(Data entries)

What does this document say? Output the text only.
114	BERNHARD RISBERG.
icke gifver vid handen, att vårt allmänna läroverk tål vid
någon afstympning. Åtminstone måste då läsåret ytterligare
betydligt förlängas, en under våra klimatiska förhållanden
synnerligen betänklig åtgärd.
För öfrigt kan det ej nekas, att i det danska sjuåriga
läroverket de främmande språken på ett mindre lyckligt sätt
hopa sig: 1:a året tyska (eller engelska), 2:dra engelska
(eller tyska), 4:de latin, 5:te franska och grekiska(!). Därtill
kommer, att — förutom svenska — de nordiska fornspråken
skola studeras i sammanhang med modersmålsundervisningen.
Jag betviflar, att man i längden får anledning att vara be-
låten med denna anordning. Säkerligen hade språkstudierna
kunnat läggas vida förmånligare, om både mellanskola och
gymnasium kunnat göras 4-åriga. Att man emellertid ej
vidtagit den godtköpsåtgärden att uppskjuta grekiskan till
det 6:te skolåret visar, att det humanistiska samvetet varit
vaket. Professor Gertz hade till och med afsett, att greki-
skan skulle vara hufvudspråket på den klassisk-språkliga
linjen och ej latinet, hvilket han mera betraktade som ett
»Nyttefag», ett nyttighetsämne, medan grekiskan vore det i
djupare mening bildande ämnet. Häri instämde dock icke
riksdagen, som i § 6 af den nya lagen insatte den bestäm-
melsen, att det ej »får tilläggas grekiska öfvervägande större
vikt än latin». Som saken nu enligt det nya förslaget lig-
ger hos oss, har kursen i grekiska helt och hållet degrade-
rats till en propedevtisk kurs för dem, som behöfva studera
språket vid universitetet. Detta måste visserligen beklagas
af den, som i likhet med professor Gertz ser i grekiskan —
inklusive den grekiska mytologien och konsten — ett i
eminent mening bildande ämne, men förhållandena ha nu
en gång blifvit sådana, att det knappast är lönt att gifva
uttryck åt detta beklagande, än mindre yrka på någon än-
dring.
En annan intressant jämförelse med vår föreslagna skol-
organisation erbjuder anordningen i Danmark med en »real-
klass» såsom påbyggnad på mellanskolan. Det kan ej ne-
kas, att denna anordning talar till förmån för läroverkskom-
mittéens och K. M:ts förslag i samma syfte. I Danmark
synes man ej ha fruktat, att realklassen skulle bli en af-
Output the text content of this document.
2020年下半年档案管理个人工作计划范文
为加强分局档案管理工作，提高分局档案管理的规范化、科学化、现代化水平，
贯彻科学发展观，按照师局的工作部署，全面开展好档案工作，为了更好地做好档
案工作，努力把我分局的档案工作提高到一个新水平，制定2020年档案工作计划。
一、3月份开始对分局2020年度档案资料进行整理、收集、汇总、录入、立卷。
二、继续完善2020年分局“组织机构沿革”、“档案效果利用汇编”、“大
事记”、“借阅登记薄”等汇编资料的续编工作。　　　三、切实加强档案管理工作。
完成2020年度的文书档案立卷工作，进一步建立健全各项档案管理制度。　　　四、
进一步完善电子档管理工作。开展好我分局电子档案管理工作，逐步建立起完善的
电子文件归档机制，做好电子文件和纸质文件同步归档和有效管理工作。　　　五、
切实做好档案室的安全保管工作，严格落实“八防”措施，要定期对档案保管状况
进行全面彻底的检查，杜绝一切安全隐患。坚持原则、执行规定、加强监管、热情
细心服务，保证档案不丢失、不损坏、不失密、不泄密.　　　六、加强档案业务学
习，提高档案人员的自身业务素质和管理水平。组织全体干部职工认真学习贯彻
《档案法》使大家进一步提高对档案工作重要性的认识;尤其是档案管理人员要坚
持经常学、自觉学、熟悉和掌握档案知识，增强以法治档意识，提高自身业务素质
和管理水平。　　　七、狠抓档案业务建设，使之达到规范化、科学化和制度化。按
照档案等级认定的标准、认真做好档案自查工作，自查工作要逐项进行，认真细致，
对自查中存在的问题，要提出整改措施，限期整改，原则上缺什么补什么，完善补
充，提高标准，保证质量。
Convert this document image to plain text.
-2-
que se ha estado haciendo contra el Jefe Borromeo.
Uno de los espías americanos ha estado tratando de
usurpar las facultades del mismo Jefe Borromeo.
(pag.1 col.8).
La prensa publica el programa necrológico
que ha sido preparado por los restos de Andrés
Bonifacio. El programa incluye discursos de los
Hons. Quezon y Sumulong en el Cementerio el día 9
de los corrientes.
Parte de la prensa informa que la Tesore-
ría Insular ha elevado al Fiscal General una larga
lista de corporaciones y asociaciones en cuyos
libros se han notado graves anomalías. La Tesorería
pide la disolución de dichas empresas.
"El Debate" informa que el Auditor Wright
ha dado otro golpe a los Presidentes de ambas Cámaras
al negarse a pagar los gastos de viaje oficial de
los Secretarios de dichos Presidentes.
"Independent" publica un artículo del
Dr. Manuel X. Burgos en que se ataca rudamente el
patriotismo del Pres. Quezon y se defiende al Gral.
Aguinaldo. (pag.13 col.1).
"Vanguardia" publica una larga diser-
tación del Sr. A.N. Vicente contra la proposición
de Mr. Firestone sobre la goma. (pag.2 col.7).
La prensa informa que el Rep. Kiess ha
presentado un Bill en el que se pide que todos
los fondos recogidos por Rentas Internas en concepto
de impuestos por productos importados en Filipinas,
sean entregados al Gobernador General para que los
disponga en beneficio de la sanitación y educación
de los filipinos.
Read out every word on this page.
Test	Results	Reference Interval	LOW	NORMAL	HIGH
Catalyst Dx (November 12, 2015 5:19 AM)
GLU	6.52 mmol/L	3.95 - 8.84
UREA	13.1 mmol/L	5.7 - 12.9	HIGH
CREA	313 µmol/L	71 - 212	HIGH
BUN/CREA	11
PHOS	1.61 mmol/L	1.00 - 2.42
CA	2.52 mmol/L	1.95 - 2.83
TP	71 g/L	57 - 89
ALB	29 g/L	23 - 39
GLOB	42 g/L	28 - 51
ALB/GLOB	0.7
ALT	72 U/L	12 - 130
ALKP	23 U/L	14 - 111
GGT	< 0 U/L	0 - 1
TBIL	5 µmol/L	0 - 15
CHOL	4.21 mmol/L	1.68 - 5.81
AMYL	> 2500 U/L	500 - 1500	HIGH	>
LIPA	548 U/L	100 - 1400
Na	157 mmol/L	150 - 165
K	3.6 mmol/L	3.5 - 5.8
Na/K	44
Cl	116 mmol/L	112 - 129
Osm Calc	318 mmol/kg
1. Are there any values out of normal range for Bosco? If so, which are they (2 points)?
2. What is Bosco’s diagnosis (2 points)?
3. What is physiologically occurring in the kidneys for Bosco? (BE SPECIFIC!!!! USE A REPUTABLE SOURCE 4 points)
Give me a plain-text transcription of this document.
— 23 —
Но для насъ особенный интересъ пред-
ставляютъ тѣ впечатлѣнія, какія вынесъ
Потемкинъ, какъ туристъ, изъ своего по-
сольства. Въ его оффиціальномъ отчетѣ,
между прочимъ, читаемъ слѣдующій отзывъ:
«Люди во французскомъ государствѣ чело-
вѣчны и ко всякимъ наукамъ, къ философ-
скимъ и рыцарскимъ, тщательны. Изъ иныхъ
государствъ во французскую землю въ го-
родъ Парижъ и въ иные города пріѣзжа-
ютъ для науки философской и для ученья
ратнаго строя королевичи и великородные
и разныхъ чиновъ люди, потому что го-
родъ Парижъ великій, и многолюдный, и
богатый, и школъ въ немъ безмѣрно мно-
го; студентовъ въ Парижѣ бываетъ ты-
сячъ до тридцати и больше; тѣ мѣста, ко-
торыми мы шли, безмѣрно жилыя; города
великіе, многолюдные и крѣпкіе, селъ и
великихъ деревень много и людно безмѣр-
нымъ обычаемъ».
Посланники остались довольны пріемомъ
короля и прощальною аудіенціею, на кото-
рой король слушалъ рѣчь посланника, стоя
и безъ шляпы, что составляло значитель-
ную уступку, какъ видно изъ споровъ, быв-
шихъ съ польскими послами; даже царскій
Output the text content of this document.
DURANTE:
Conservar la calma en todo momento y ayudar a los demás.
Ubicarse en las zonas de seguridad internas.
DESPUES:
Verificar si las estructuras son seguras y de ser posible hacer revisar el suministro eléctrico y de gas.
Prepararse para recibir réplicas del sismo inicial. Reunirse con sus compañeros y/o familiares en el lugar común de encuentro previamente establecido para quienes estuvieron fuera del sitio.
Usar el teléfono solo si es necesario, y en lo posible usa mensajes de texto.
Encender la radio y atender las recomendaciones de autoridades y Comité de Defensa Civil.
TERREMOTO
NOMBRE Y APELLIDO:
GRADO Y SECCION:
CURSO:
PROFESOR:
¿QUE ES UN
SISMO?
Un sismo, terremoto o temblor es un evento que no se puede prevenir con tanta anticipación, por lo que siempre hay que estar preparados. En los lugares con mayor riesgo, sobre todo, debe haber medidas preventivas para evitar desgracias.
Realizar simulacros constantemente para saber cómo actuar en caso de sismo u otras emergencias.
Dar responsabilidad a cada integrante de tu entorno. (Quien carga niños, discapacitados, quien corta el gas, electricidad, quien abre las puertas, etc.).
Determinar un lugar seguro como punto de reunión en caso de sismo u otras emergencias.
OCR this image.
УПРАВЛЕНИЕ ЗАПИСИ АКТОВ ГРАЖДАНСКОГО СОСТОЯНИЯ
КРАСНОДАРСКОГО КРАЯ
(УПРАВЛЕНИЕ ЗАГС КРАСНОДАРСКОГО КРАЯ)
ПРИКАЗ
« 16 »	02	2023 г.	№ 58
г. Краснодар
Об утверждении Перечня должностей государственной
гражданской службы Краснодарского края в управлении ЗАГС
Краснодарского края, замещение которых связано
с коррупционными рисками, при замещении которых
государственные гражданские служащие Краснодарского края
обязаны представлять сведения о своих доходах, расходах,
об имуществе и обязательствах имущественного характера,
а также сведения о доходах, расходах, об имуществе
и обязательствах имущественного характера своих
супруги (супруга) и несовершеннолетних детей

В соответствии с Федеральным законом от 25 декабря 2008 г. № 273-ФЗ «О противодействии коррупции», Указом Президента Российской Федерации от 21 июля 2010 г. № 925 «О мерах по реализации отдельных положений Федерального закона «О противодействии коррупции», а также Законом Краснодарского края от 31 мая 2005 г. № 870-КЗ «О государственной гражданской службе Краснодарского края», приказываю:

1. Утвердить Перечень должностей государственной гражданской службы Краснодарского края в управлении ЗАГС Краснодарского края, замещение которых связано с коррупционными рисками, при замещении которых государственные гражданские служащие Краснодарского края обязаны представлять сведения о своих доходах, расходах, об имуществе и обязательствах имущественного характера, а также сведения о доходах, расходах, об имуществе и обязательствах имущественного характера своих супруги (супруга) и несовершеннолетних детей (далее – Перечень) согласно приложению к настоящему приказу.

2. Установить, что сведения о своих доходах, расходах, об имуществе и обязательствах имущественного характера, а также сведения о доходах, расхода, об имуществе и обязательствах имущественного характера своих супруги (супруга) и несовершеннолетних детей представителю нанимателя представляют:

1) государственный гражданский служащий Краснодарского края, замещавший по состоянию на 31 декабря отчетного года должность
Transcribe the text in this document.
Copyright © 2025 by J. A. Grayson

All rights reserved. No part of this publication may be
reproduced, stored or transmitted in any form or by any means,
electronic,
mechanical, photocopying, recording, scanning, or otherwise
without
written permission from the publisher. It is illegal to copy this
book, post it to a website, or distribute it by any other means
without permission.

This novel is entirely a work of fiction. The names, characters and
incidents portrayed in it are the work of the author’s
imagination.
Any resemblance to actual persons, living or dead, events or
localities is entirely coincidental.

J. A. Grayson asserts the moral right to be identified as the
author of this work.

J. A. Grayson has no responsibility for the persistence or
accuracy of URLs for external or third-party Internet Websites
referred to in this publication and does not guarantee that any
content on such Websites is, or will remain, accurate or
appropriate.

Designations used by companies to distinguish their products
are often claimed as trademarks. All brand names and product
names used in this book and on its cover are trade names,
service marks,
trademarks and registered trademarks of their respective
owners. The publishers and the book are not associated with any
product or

PROBLEM DESCRIPTION
Output exactly the lines above, from the one holding "Transcribe the text in this document." through the end of the data, including the first and last.

SOLUTION FOR THIS PROBLEM
Transcribe the text in this document.
Copyright © 2025 by J. A. Grayson

All rights reserved. No part of this publication may be
reproduced, stored or transmitted in any form or by any means,
electronic,
mechanical, photocopying, recording, scanning, or otherwise
without
written permission from the publisher. It is illegal to copy this
book, post it to a website, or distribute it by any other means
without permission.

This novel is entirely a work of fiction. The names, characters and
incidents portrayed in it are the work of the author’s
imagination.
Any resemblance to actual persons, living or dead, events or
localities is entirely coincidental.

J. A. Grayson asserts the moral right to be identified as the
author of this work.

J. A. Grayson has no responsibility for the persistence or
accuracy of URLs for external or third-party Internet Websites
referred to in this publication and does not guarantee that any
content on such Websites is, or will remain, accurate or
appropriate.

Designations used by companies to distinguish their products
are often claimed as trademarks. All brand names and product
names used in this book and on its cover are trade names,
service marks,
trademarks and registered trademarks of their respective
owners. The publishers and the book are not associated with any
product or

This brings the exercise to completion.